- EXERCISE INSTRUCTIONS: Transcribe the data that follows precisely, omitting nothing.

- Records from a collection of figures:
━━━

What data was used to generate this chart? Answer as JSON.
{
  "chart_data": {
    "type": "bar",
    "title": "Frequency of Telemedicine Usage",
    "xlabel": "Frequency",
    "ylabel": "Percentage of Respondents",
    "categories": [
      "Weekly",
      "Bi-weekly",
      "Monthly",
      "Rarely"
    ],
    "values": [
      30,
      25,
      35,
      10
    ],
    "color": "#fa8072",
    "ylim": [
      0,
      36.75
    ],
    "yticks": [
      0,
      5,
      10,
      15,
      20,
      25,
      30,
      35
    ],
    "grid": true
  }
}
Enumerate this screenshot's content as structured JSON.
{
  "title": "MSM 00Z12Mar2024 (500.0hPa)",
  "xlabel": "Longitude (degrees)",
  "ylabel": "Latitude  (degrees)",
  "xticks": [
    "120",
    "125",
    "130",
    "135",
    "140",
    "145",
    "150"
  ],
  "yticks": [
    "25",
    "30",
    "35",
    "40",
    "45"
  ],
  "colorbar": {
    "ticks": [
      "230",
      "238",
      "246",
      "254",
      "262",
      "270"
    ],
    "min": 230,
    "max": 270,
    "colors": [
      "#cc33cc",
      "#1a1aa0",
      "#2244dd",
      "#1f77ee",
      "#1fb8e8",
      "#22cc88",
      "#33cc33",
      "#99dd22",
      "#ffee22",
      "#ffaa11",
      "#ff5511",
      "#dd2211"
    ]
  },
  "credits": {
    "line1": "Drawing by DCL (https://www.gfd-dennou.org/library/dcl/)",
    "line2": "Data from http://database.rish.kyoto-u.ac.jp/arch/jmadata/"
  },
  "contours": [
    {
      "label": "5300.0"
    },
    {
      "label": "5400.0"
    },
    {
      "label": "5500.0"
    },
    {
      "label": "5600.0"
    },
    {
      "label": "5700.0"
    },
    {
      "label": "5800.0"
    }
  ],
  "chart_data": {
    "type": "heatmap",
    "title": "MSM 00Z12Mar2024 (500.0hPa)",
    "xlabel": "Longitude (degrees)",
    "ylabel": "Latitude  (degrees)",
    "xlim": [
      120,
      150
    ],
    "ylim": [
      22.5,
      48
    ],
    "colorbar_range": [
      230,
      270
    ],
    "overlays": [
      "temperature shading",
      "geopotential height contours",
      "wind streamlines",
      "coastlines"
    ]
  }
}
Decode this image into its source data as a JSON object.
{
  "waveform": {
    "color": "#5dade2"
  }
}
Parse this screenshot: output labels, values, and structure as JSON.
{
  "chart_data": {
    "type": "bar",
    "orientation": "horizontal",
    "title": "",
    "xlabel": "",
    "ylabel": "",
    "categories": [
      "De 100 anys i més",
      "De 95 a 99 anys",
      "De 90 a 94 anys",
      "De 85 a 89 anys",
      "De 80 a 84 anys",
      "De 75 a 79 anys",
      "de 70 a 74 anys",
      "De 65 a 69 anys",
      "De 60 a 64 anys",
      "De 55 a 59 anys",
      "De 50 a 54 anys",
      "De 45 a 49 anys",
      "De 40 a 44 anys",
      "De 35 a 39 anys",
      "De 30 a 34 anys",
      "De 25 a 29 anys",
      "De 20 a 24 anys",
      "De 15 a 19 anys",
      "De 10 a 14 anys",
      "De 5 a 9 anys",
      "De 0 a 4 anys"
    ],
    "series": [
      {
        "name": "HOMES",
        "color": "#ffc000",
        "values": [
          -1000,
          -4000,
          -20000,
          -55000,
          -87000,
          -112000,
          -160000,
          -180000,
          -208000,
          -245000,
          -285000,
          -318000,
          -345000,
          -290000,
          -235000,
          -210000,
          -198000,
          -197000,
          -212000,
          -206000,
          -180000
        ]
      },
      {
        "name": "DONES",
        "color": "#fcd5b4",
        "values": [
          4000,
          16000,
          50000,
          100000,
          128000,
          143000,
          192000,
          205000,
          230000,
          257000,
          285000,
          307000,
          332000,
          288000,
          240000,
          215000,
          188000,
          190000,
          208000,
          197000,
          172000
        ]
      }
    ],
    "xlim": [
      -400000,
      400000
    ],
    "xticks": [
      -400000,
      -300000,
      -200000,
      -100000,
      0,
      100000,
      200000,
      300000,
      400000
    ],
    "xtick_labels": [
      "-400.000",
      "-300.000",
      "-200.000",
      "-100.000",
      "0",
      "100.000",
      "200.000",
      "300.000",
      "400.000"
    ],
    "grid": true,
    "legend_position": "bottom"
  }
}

━━━

- FINISHED TASK:
What data was used to generate this chart? Answer as JSON.
{
  "chart_data": {
    "type": "bar",
    "title": "Frequency of Telemedicine Usage",
    "xlabel": "Frequency",
    "ylabel": "Percentage of Respondents",
    "categories": [
      "Weekly",
      "Bi-weekly",
      "Monthly",
      "Rarely"
    ],
    "values": [
      30,
      25,
      35,
      10
    ],
    "color": "#fa8072",
    "ylim": [
      0,
      36.75
    ],
    "yticks": [
      0,
      5,
      10,
      15,
      20,
      25,
      30,
      35
    ],
    "grid": true
  }
}
Enumerate this screenshot's content as structured JSON.
{
  "title": "MSM 00Z12Mar2024 (500.0hPa)",
  "xlabel": "Longitude (degrees)",
  "ylabel": "Latitude  (degrees)",
  "xticks": [
    "120",
    "125",
    "130",
    "135",
    "140",
    "145",
    "150"
  ],
  "yticks": [
    "25",
    "30",
    "35",
    "40",
    "45"
  ],
  "colorbar": {
    "ticks": [
      "230",
      "238",
      "246",
      "254",
      "262",
      "270"
    ],
    "min": 230,
    "max": 270,
    "colors": [
      "#cc33cc",
      "#1a1aa0",
      "#2244dd",
      "#1f77ee",
      "#1fb8e8",
      "#22cc88",
      "#33cc33",
      "#99dd22",
      "#ffee22",
      "#ffaa11",
      "#ff5511",
      "#dd2211"
    ]
  },
  "credits": {
    "line1": "Drawing by DCL (https://www.gfd-dennou.org/library/dcl/)",
    "line2": "Data from http://database.rish.kyoto-u.ac.jp/arch/jmadata/"
  },
  "contours": [
    {
      "label": "5300.0"
    },
    {
      "label": "5400.0"
    },
    {
      "label": "5500.0"
    },
    {
      "label": "5600.0"
    },
    {
      "label": "5700.0"
    },
    {
      "label": "5800.0"
    }
  ],
  "chart_data": {
    "type": "heatmap",
    "title": "MSM 00Z12Mar2024 (500.0hPa)",
    "xlabel": "Longitude (degrees)",
    "ylabel": "Latitude  (degrees)",
    "xlim": [
      120,
      150
    ],
    "ylim": [
      22.5,
      48
    ],
    "colorbar_range": [
      230,
      270
    ],
    "overlays": [
      "temperature shading",
      "geopotential height contours",
      "wind streamlines",
      "coastlines"
    ]
  }
}
Decode this image into its source data as a JSON object.
{
  "waveform": {
    "color": "#5dade2"
  }
}
Parse this screenshot: output labels, values, and structure as JSON.
{
  "chart_data": {
    "type": "bar",
    "orientation": "horizontal",
    "title": "",
    "xlabel": "",
    "ylabel": "",
    "categories": [
      "De 100 anys i més",
      "De 95 a 99 anys",
      "De 90 a 94 anys",
      "De 85 a 89 anys",
      "De 80 a 84 anys",
      "De 75 a 79 anys",
      "de 70 a 74 anys",
      "De 65 a 69 anys",
      "De 60 a 64 anys",
      "De 55 a 59 anys",
      "De 50 a 54 anys",
      "De 45 a 49 anys",
      "De 40 a 44 anys",
      "De 35 a 39 anys",
      "De 30 a 34 anys",
      "De 25 a 29 anys",
      "De 20 a 24 anys",
      "De 15 a 19 anys",
      "De 10 a 14 anys",
      "De 5 a 9 anys",
      "De 0 a 4 anys"
    ],
    "series": [
      {
        "name": "HOMES",
        "color": "#ffc000",
        "values": [
          -1000,
          -4000,
          -20000,
          -55000,
          -87000,
          -112000,
          -160000,
          -180000,
          -208000,
          -245000,
          -285000,
          -318000,
          -345000,
          -290000,
          -235000,
          -210000,
          -198000,
          -197000,
          -212000,
          -206000,
          -180000
        ]
      },
      {
        "name": "DONES",
        "color": "#fcd5b4",
        "values": [
          4000,
          16000,
          50000,
          100000,
          128000,
          143000,
          192000,
          205000,
          230000,
          257000,
          285000,
          307000,
          332000,
          288000,
          240000,
          215000,
          188000,
          190000,
          208000,
          197000,
          172000
        ]
      }
    ],
    "xlim": [
      -400000,
      400000
    ],
    "xticks": [
      -400000,
      -300000,
      -200000,
      -100000,
      0,
      100000,
      200000,
      300000,
      400000
    ],
    "xtick_labels": [
      "-400.000",
      "-300.000",
      "-200.000",
      "-100.000",
      "0",
      "100.000",
      "200.000",
      "300.000",
      "400.000"
    ],
    "grid": true,
    "legend_position": "bottom"
  }
}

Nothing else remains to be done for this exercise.